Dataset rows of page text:

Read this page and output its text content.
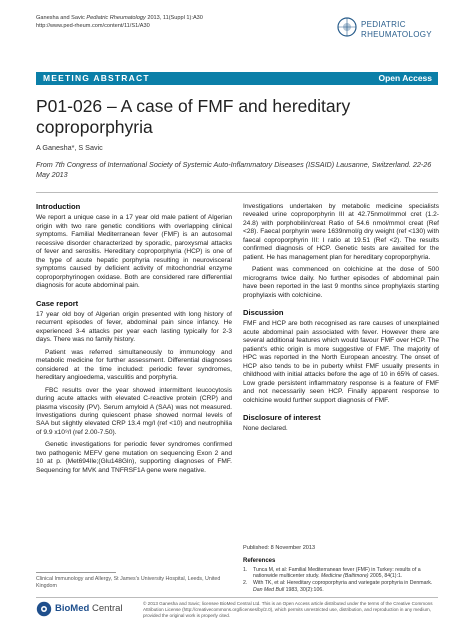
Ganesha and Savic Pediatric Rheumatology 2013, 11(Suppl 1):A30
http://www.ped-rheum.com/content/11/S1/A30	PEDIATRIC
RHEUMATOLOGY
MEETING ABSTRACT	Open Access
P01-026 – A case of FMF and hereditary coproporphyria
A Ganesha*, S Savic
From 7th Congress of International Society of Systemic Auto-Inflammatory Diseases (ISSAID) Lausanne, Switzerland. 22-26 May 2013
Introduction

We report a unique case in a 17 year old male patient of Algerian origin with two rare genetic conditions with overlapping clinical symptoms. Familial Mediterranean fever (FMF) is an autosomal recessive disorder characterized by sporadic, paroxysmal attacks of fever and serositis. Hereditary coproporphyria (HCP) is one of the type of acute hepatic porphyria resulting in neurovisceral symptoms caused by deficient activity of mitochondrial enzyme coproporphyrinogen oxidase. Both are considered rare differential diagnosis for acute abdominal pain.

Case report

17 year old boy of Algerian origin presented with long history of recurrent episodes of fever, abdominal pain since infancy. He experienced 3-4 attacks per year each lasting typically for 2-3 days. There was no family history.

Patient was referred simultaneously to immunology and metabolic medicine for further assessment. Differential diagnoses considered at the time included: periodic fever syndromes, hereditary angioedema, vasculitis and porphyria.

FBC results over the year showed intermittent leucocytosis during acute attacks with elevated C-reactive protein (CRP) and plasma viscosity (PV). Serum amyloid A (SAA) was not measured. Investigations during quiescent phase showed normal levels of SAA but slightly elevated CRP 13.4 mg/l (ref <10) and neutrophilia of 9.9 x10⁹/l (ref 2.00-7.50).

Genetic investigations for periodic fever syndromes confirmed two pathogenic MEFV gene mutation on sequencing Exon 2 and 10 at p. (Met694Ile;(Glu148Gln), supporting diagnoses of FMF. Sequencing for MVK and TNFRSF1A gene were negative.

Investigations undertaken by metabolic medicine specialists revealed urine coproporphyrin III at 42.75nmol/mmol cret (1.2-24.8) with porphobilin/creat Ratio of 54.6 nmol/mmol creat (Ref <28). Faecal porphyrin were 1639nmol/g dry weight (ref <130) with faecal coproporphyrin III: I ratio at 19.51 (Ref <2). The results confirmed diagnosis of HCP. Genetic tests are awaited for the patient. He has management plan for hereditary coproporphyria.

Patient was commenced on colchicine at the dose of 500 micrograms twice daily. No further episodes of abdominal pain have been reported in the last 9 months since prophylaxis starting prophylaxis with colchicine.

Discussion

FMF and HCP are both recognised as rare causes of unexplained acute abdominal pain associated with fever. However there are several additional features which would favour FMF over HCP. The patient's ethic origin is more suggestive of FMF. The majority of HPC was reported in the North European ancestry. The onset of HCP also tends to be in puberty whilst FMF usually presents in childhood with initial attacks before the age of 10 in 65% of cases. Low grade persistent inflammatory response is a feature of FMF and not necessarily seen HCP. Finally apparent response to colchicine would further support diagnosis of FMF.

Disclosure of interest

None declared.

Published: 8 November 2013
References
1.	Tunca M, et al: Familial Mediterranean fever (FMF) in Turkey: results of a nationwide multicenter study. Medicine (Baltimore) 2005, 84(1):1.
2.	With TK, et al: Hereditary coproporphyria and variegate porphyria in Denmark. Dan Med Bull 1983, 30(2):106.
Clinical Immunology and Allergy, St James's University Hospital, Leeds, United Kingdom
BioMed Central	© 2013 Ganesha and Savic; licensee BioMed Central Ltd. This is an Open Access article distributed under the terms of the Creative Commons Attribution License (http://creativecommons.org/licenses/by/2.0), which permits unrestricted use, distribution, and reproduction in any medium, provided the original work is properly cited.
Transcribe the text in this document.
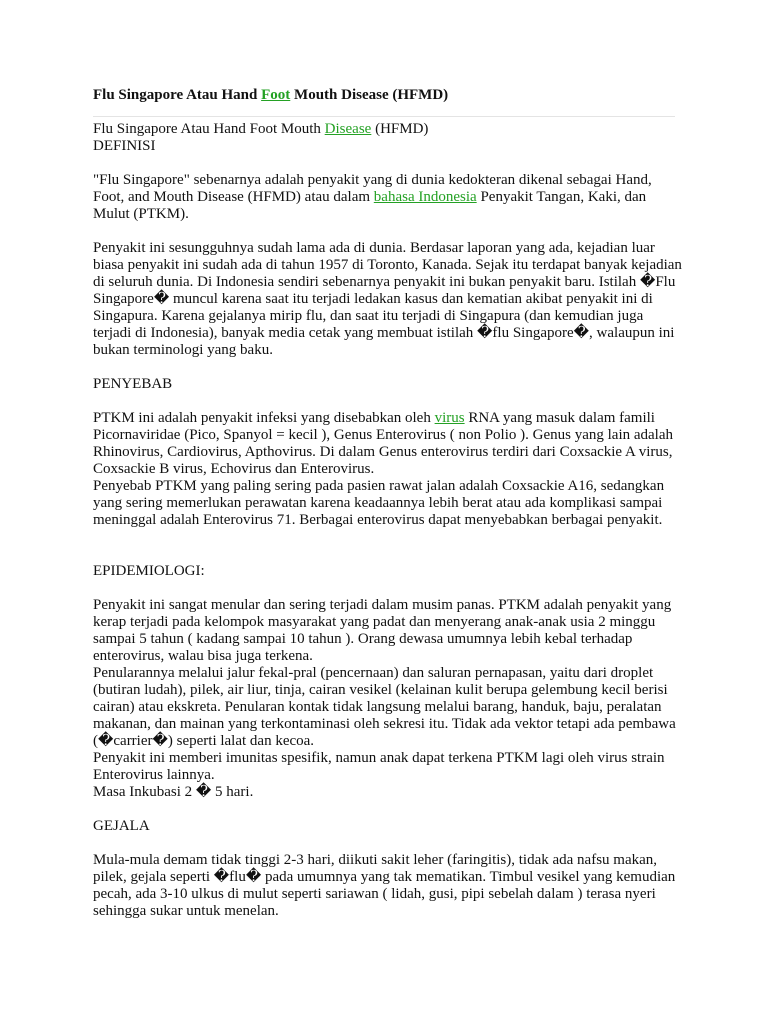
Flu Singapore Atau Hand Foot Mouth Disease (HFMD)

Flu Singapore Atau Hand Foot Mouth Disease (HFMD)

DEFINISI

"Flu Singapore" sebenarnya adalah penyakit yang di dunia kedokteran dikenal sebagai Hand, Foot, and Mouth Disease (HFMD) atau dalam bahasa Indonesia Penyakit Tangan, Kaki, dan Mulut (PTKM).

Penyakit ini sesungguhnya sudah lama ada di dunia. Berdasar laporan yang ada, kejadian luar biasa penyakit ini sudah ada di tahun 1957 di Toronto, Kanada. Sejak itu terdapat banyak kejadian di seluruh dunia. Di Indonesia sendiri sebenarnya penyakit ini bukan penyakit baru. Istilah �Flu Singapore� muncul karena saat itu terjadi ledakan kasus dan kematian akibat penyakit ini di Singapura. Karena gejalanya mirip flu, dan saat itu terjadi di Singapura (dan kemudian juga terjadi di Indonesia), banyak media cetak yang membuat istilah �flu Singapore�, walaupun ini bukan terminologi yang baku.

PENYEBAB

PTKM ini adalah penyakit infeksi yang disebabkan oleh virus RNA yang masuk dalam famili Picornaviridae (Pico, Spanyol = kecil ), Genus Enterovirus ( non Polio ). Genus yang lain adalah Rhinovirus, Cardiovirus, Apthovirus. Di dalam Genus enterovirus terdiri dari Coxsackie A virus, Coxsackie B virus, Echovirus dan Enterovirus.

Penyebab PTKM yang paling sering pada pasien rawat jalan adalah Coxsackie A16, sedangkan yang sering memerlukan perawatan karena keadaannya lebih berat atau ada komplikasi sampai meninggal adalah Enterovirus 71. Berbagai enterovirus dapat menyebabkan berbagai penyakit.

EPIDEMIOLOGI:

Penyakit ini sangat menular dan sering terjadi dalam musim panas. PTKM adalah penyakit yang kerap terjadi pada kelompok masyarakat yang padat dan menyerang anak-anak usia 2 minggu sampai 5 tahun ( kadang sampai 10 tahun ). Orang dewasa umumnya lebih kebal terhadap enterovirus, walau bisa juga terkena.

Penularannya melalui jalur fekal-pral (pencernaan) dan saluran pernapasan, yaitu dari droplet (butiran ludah), pilek, air liur, tinja, cairan vesikel (kelainan kulit berupa gelembung kecil berisi cairan) atau ekskreta. Penularan kontak tidak langsung melalui barang, handuk, baju, peralatan makanan, dan mainan yang terkontaminasi oleh sekresi itu. Tidak ada vektor tetapi ada pembawa (�carrier�) seperti lalat dan kecoa.

Penyakit ini memberi imunitas spesifik, namun anak dapat terkena PTKM lagi oleh virus strain Enterovirus lainnya.

Masa Inkubasi 2 � 5 hari.

GEJALA

Mula-mula demam tidak tinggi 2-3 hari, diikuti sakit leher (faringitis), tidak ada nafsu makan, pilek, gejala seperti �flu� pada umumnya yang tak mematikan. Timbul vesikel yang kemudian pecah, ada 3-10 ulkus di mulut seperti sariawan ( lidah, gusi, pipi sebelah dalam ) terasa nyeri sehingga sukar untuk menelan.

▸ ACTION ITEM
Write out the data in full and exactly as given, though without the images.

▸ REPLY TO THE TASK
Read this page and output its text content.
Ganesha and Savic Pediatric Rheumatology 2013, 11(Suppl 1):A30
http://www.ped-rheum.com/content/11/S1/A30	PEDIATRIC
RHEUMATOLOGY
MEETING ABSTRACT	Open Access
P01-026 – A case of FMF and hereditary coproporphyria
A Ganesha*, S Savic
From 7th Congress of International Society of Systemic Auto-Inflammatory Diseases (ISSAID) Lausanne, Switzerland. 22-26 May 2013
Introduction

We report a unique case in a 17 year old male patient of Algerian origin with two rare genetic conditions with overlapping clinical symptoms. Familial Mediterranean fever (FMF) is an autosomal recessive disorder characterized by sporadic, paroxysmal attacks of fever and serositis. Hereditary coproporphyria (HCP) is one of the type of acute hepatic porphyria resulting in neurovisceral symptoms caused by deficient activity of mitochondrial enzyme coproporphyrinogen oxidase. Both are considered rare differential diagnosis for acute abdominal pain.

Case report

17 year old boy of Algerian origin presented with long history of recurrent episodes of fever, abdominal pain since infancy. He experienced 3-4 attacks per year each lasting typically for 2-3 days. There was no family history.

Patient was referred simultaneously to immunology and metabolic medicine for further assessment. Differential diagnoses considered at the time included: periodic fever syndromes, hereditary angioedema, vasculitis and porphyria.

FBC results over the year showed intermittent leucocytosis during acute attacks with elevated C-reactive protein (CRP) and plasma viscosity (PV). Serum amyloid A (SAA) was not measured. Investigations during quiescent phase showed normal levels of SAA but slightly elevated CRP 13.4 mg/l (ref <10) and neutrophilia of 9.9 x10⁹/l (ref 2.00-7.50).

Genetic investigations for periodic fever syndromes confirmed two pathogenic MEFV gene mutation on sequencing Exon 2 and 10 at p. (Met694Ile;(Glu148Gln), supporting diagnoses of FMF. Sequencing for MVK and TNFRSF1A gene were negative.

Investigations undertaken by metabolic medicine specialists revealed urine coproporphyrin III at 42.75nmol/mmol cret (1.2-24.8) with porphobilin/creat Ratio of 54.6 nmol/mmol creat (Ref <28). Faecal porphyrin were 1639nmol/g dry weight (ref <130) with faecal coproporphyrin III: I ratio at 19.51 (Ref <2). The results confirmed diagnosis of HCP. Genetic tests are awaited for the patient. He has management plan for hereditary coproporphyria.

Patient was commenced on colchicine at the dose of 500 micrograms twice daily. No further episodes of abdominal pain have been reported in the last 9 months since prophylaxis starting prophylaxis with colchicine.

Discussion

FMF and HCP are both recognised as rare causes of unexplained acute abdominal pain associated with fever. However there are several additional features which would favour FMF over HCP. The patient's ethic origin is more suggestive of FMF. The majority of HPC was reported in the North European ancestry. The onset of HCP also tends to be in puberty whilst FMF usually presents in childhood with initial attacks before the age of 10 in 65% of cases. Low grade persistent inflammatory response is a feature of FMF and not necessarily seen HCP. Finally apparent response to colchicine would further support diagnosis of FMF.

Disclosure of interest

None declared.

Published: 8 November 2013
References
1.	Tunca M, et al: Familial Mediterranean fever (FMF) in Turkey: results of a nationwide multicenter study. Medicine (Baltimore) 2005, 84(1):1.
2.	With TK, et al: Hereditary coproporphyria and variegate porphyria in Denmark. Dan Med Bull 1983, 30(2):106.
Clinical Immunology and Allergy, St James's University Hospital, Leeds, United Kingdom
BioMed Central	© 2013 Ganesha and Savic; licensee BioMed Central Ltd. This is an Open Access article distributed under the terms of the Creative Commons Attribution License (http://creativecommons.org/licenses/by/2.0), which permits unrestricted use, distribution, and reproduction in any medium, provided the original work is properly cited.
Transcribe the text in this document.
Flu Singapore Atau Hand Foot Mouth Disease (HFMD)

Flu Singapore Atau Hand Foot Mouth Disease (HFMD)

DEFINISI

"Flu Singapore" sebenarnya adalah penyakit yang di dunia kedokteran dikenal sebagai Hand, Foot, and Mouth Disease (HFMD) atau dalam bahasa Indonesia Penyakit Tangan, Kaki, dan Mulut (PTKM).

Penyakit ini sesungguhnya sudah lama ada di dunia. Berdasar laporan yang ada, kejadian luar biasa penyakit ini sudah ada di tahun 1957 di Toronto, Kanada. Sejak itu terdapat banyak kejadian di seluruh dunia. Di Indonesia sendiri sebenarnya penyakit ini bukan penyakit baru. Istilah �Flu Singapore� muncul karena saat itu terjadi ledakan kasus dan kematian akibat penyakit ini di Singapura. Karena gejalanya mirip flu, dan saat itu terjadi di Singapura (dan kemudian juga terjadi di Indonesia), banyak media cetak yang membuat istilah �flu Singapore�, walaupun ini bukan terminologi yang baku.

PENYEBAB

PTKM ini adalah penyakit infeksi yang disebabkan oleh virus RNA yang masuk dalam famili Picornaviridae (Pico, Spanyol = kecil ), Genus Enterovirus ( non Polio ). Genus yang lain adalah Rhinovirus, Cardiovirus, Apthovirus. Di dalam Genus enterovirus terdiri dari Coxsackie A virus, Coxsackie B virus, Echovirus dan Enterovirus.

Penyebab PTKM yang paling sering pada pasien rawat jalan adalah Coxsackie A16, sedangkan yang sering memerlukan perawatan karena keadaannya lebih berat atau ada komplikasi sampai meninggal adalah Enterovirus 71. Berbagai enterovirus dapat menyebabkan berbagai penyakit.

EPIDEMIOLOGI:

Penyakit ini sangat menular dan sering terjadi dalam musim panas. PTKM adalah penyakit yang kerap terjadi pada kelompok masyarakat yang padat dan menyerang anak-anak usia 2 minggu sampai 5 tahun ( kadang sampai 10 tahun ). Orang dewasa umumnya lebih kebal terhadap enterovirus, walau bisa juga terkena.

Penularannya melalui jalur fekal-pral (pencernaan) dan saluran pernapasan, yaitu dari droplet (butiran ludah), pilek, air liur, tinja, cairan vesikel (kelainan kulit berupa gelembung kecil berisi cairan) atau ekskreta. Penularan kontak tidak langsung melalui barang, handuk, baju, peralatan makanan, dan mainan yang terkontaminasi oleh sekresi itu. Tidak ada vektor tetapi ada pembawa (�carrier�) seperti lalat dan kecoa.

Penyakit ini memberi imunitas spesifik, namun anak dapat terkena PTKM lagi oleh virus strain Enterovirus lainnya.

Masa Inkubasi 2 � 5 hari.

GEJALA

Mula-mula demam tidak tinggi 2-3 hari, diikuti sakit leher (faringitis), tidak ada nafsu makan, pilek, gejala seperti �flu� pada umumnya yang tak mematikan. Timbul vesikel yang kemudian pecah, ada 3-10 ulkus di mulut seperti sariawan ( lidah, gusi, pipi sebelah dalam ) terasa nyeri sehingga sukar untuk menelan.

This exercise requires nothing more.